SHORT EXERCISE.
Show all lines of the listing that hold the word "xlabel".

====

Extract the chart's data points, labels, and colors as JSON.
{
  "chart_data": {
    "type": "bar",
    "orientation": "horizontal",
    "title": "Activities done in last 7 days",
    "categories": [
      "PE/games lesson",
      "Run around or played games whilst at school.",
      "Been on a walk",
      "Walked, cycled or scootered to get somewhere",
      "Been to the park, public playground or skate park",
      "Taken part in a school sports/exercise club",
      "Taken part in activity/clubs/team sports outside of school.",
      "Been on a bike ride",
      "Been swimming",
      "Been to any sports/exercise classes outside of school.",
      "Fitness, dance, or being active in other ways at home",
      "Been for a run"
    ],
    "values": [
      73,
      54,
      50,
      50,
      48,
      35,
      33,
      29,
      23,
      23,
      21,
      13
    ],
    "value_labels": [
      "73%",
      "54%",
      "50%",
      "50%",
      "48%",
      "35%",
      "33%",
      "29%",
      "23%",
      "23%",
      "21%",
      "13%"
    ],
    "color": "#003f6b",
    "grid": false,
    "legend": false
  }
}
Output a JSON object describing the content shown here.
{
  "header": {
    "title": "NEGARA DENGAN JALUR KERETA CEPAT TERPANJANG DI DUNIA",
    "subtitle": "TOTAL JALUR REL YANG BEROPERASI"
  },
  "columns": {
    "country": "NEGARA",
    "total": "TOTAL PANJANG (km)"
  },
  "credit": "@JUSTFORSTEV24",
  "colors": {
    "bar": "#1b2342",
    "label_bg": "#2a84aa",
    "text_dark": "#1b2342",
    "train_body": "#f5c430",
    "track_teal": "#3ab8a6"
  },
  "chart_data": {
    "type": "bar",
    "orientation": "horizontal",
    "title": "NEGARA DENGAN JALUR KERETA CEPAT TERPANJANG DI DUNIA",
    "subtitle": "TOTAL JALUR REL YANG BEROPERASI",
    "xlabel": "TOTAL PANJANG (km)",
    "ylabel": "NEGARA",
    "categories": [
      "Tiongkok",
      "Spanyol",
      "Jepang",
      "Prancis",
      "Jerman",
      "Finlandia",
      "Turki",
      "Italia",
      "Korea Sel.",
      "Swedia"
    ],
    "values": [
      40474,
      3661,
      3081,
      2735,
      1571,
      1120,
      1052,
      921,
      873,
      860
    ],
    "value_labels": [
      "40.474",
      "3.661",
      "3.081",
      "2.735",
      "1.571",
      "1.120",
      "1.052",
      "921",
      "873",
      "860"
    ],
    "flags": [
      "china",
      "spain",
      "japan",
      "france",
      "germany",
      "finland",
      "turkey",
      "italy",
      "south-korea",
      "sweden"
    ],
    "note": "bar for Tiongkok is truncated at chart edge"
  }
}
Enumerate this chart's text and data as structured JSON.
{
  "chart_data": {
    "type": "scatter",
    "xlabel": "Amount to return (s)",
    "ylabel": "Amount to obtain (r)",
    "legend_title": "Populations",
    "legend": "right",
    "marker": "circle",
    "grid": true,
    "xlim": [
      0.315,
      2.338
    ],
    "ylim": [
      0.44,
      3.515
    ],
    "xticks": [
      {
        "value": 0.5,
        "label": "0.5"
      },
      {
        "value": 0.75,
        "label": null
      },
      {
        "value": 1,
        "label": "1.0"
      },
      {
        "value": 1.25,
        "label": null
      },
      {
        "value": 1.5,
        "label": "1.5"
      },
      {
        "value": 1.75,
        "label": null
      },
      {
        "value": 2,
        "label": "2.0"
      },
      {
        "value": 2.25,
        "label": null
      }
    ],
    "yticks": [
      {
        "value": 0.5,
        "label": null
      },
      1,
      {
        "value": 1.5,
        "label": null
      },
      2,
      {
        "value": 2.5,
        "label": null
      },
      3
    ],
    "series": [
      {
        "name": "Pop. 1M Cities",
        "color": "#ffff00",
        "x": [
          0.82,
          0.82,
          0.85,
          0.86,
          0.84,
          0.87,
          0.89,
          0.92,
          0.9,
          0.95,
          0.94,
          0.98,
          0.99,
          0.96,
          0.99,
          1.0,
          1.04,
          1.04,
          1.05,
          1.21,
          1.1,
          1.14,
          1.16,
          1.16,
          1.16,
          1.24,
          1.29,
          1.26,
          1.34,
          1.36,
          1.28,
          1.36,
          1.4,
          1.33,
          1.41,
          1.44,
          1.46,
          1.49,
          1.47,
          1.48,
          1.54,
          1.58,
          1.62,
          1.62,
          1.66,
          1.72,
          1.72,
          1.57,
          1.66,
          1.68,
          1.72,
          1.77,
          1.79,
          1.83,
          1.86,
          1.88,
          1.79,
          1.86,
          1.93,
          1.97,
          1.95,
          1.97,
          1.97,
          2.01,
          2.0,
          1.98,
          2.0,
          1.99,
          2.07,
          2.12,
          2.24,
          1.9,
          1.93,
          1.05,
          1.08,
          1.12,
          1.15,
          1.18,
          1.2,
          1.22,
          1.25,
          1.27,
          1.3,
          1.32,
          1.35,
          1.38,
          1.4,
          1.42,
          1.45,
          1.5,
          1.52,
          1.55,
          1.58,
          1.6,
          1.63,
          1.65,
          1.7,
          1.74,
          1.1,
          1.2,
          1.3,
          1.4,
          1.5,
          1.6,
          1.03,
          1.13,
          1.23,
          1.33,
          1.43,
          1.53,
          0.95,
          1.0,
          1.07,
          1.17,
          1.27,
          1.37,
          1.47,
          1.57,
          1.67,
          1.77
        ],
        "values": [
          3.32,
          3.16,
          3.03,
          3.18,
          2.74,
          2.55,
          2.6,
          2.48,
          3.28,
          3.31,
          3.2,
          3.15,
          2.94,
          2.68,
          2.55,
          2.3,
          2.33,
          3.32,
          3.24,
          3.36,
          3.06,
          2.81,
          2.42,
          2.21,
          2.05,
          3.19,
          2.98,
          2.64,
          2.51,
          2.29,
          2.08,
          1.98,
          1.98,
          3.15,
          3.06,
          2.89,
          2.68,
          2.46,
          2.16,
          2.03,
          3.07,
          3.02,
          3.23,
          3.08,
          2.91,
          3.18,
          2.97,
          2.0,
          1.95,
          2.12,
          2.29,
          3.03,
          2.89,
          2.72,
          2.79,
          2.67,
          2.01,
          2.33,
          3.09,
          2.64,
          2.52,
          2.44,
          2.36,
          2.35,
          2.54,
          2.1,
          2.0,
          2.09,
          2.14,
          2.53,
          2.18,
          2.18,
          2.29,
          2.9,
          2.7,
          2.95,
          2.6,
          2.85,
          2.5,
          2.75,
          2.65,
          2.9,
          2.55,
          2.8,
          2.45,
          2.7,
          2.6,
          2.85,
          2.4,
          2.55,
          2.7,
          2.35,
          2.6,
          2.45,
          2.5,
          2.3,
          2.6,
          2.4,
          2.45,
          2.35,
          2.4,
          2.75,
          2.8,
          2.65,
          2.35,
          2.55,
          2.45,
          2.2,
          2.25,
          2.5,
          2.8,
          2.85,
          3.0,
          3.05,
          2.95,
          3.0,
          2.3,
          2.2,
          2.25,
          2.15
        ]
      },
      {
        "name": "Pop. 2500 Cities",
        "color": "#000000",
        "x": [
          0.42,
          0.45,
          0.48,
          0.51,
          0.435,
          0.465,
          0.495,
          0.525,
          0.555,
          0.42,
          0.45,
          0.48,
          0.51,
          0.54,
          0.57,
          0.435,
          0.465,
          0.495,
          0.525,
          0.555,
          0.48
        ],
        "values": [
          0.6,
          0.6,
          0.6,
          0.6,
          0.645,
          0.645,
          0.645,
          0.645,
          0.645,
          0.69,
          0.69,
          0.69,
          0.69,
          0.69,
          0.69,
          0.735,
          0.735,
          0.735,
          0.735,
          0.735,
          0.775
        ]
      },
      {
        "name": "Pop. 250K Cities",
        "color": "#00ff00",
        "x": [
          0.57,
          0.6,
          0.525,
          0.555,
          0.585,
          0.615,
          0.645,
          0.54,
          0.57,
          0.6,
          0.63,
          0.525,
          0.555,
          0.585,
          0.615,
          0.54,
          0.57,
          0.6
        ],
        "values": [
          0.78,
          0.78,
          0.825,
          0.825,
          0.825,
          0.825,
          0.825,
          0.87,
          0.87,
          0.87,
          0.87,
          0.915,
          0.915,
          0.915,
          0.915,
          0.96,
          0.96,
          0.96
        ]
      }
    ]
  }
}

====

ANSWER FOR THE TASK.
    "xlabel": "TOTAL PANJANG (km)",
    "xlabel": "Amount to return (s)",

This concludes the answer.